Kutipan Teks:
======

Sementara, X100V merupakan kamera compact premium iterasi kelima seri X100 dengan hybrid viewfinder, lensa fixed 23mm f/2 yang sudah diperbarui, serta LCD-nya kini touchscreen dan bisa di-tilt dua arah. Jeroannya Sama seperti X-T4 dan X-S10, X100V hadir dengan sensor APS-C X-Trans CMOS 4 beresolusi 26MP didampingi oleh X-Processor 4.

Kalau X-T4 merupakan mirrorless flagship penerus X-T3 yang jago video dan kini hadir dengan in-body image stabilization atau IBIS yang mampu mengurangi guncangan hingga 6,5 stop. Serta memiliki baterai baru NP-W235 yang memiliki kapasitas sekitar 1,5 kali lebih besar dibanding NP-W126S.

Sedangkan, X-S10 adalah penerus X-T30 dalam bahasa desain yang berbeda. Bentuk fisiknya menyerupai kamera DSLR dengan grip besar, dengan layar
3 inci yang fully-articulating dan viewfinder elektronik di punuknya. Keistimewaan X-S10 ialah meski bodinya ringkas tetapi sudah dilengkapi IBIS.

Nikon

Seperti Canon, Nikon juga telah merilis penerus generasi pertama kamera mirrorless mereka yaitu Nikon Z6 dan Z7 yang dirilis tahun 2018. Adalah Nikon Z6 II dan Nikon Z7 II, pada generasi keduanya ini Nikon memperbarui prosesornya dengan Dual Expeed 6 sehingga performanya lebih kencang.

Hasilnya Nikon Z6 II dengan 24MP dan Nikon Z7 II dengan 47MP dapat memotret tanpa henti lebih cepat, masing-masing 14 fps dan 10 fps dengan kapasitas buffer lebih besar tiga kali dari generasi pertamanya. Serta, sudah langsung mendukung perekaman video 4K hingga 60p.

======

Kumpulan Data:
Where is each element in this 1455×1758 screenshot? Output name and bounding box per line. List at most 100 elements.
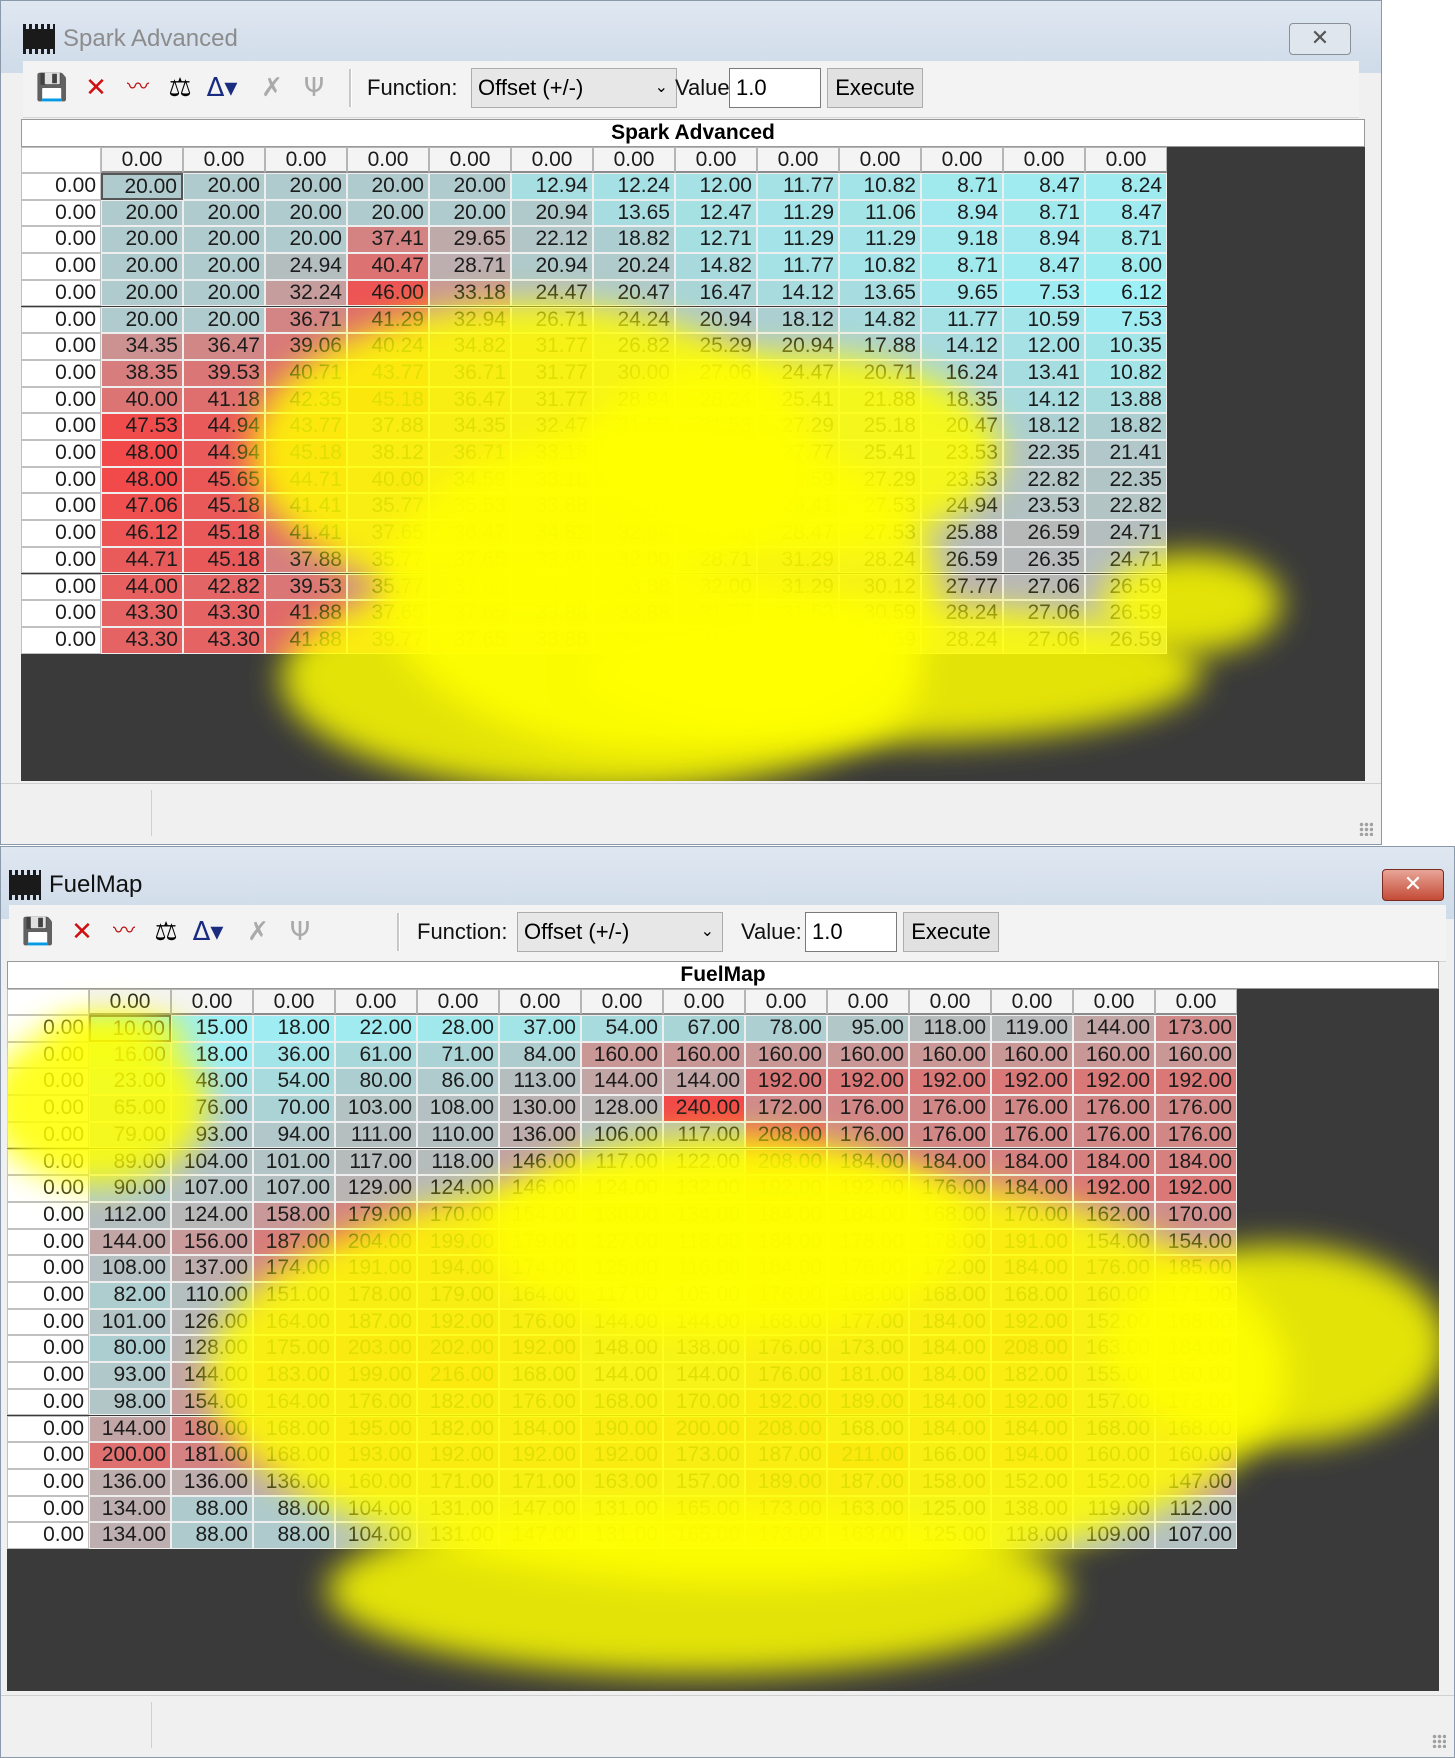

======

Daftar Tugas:
1 > Perbarui bagian teks tentang kamera dari "Sementara, X100V merupakan" sampai "besar dibanding NP-W126S." dengan mengganti "hybrid viewfinder" menjadi "jendela bidik hibrida".
2 > Jawab pertanyaan berikut berdasarkan teks tentang kamera:
(a) Berapa resolusi sensor pada X100V?
(b) Apa nama baterai baru yang dimiliki X-T4?
(c) Berapa kecepatan memotret tanpa henti Nikon Z7 II?

Jawaban Tugas:
1 >
Sementara, X100V merupakan kamera compact premium iterasi kelima seri X100 dengan jendela bidik hibrida, lensa fixed 23mm f/2 yang sudah diperbarui, serta LCD-nya kini touchscreen dan bisa di-tilt dua arah. Jeroannya Sama seperti X-T4 dan X-S10, X100V hadir dengan sensor APS-C X-Trans CMOS 4 beresolusi 26MP didampingi oleh X-Processor 4.

Kalau X-T4 merupakan mirrorless flagship penerus X-T3 yang jago video dan kini hadir dengan in-body image stabilization atau IBIS yang mampu mengurangi guncangan hingga 6,5 stop. Serta memiliki baterai baru NP-W235 yang memiliki kapasitas sekitar 1,5 kali lebih besar dibanding NP-W126S.

2 >
(a) 26MP
(b) NP-W235
(c) 10 fps